--- begin ITEMS ---
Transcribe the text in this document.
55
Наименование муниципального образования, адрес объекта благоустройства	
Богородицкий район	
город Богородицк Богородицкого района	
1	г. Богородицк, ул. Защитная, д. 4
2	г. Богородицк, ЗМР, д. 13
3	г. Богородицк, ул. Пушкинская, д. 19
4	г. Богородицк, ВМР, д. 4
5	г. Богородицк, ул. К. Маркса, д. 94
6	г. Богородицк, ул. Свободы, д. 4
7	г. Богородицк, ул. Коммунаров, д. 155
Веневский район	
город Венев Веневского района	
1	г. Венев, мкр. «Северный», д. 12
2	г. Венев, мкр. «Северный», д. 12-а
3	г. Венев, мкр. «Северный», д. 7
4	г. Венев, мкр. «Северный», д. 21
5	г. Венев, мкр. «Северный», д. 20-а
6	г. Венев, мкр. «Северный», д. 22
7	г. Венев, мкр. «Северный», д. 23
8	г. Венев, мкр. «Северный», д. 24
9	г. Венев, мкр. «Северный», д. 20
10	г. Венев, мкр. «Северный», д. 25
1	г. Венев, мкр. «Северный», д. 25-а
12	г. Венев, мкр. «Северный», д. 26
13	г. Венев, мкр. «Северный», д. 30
--- end ITEMS ---
WHAT THIS TASK INVOLVES:
Reproduce the complete data exactly as presented above.

FINISHED ANSWER:
Transcribe the text in this document.
55
Наименование муниципального образования, адрес объекта благоустройства	
Богородицкий район	
город Богородицк Богородицкого района	
1	г. Богородицк, ул. Защитная, д. 4
2	г. Богородицк, ЗМР, д. 13
3	г. Богородицк, ул. Пушкинская, д. 19
4	г. Богородицк, ВМР, д. 4
5	г. Богородицк, ул. К. Маркса, д. 94
6	г. Богородицк, ул. Свободы, д. 4
7	г. Богородицк, ул. Коммунаров, д. 155
Веневский район	
город Венев Веневского района	
1	г. Венев, мкр. «Северный», д. 12
2	г. Венев, мкр. «Северный», д. 12-а
3	г. Венев, мкр. «Северный», д. 7
4	г. Венев, мкр. «Северный», д. 21
5	г. Венев, мкр. «Северный», д. 20-а
6	г. Венев, мкр. «Северный», д. 22
7	г. Венев, мкр. «Северный», д. 23
8	г. Венев, мкр. «Северный», д. 24
9	г. Венев, мкр. «Северный», д. 20
10	г. Венев, мкр. «Северный», д. 25
1	г. Венев, мкр. «Северный», д. 25-а
12	г. Венев, мкр. «Северный», д. 26
13	г. Венев, мкр. «Северный», д. 30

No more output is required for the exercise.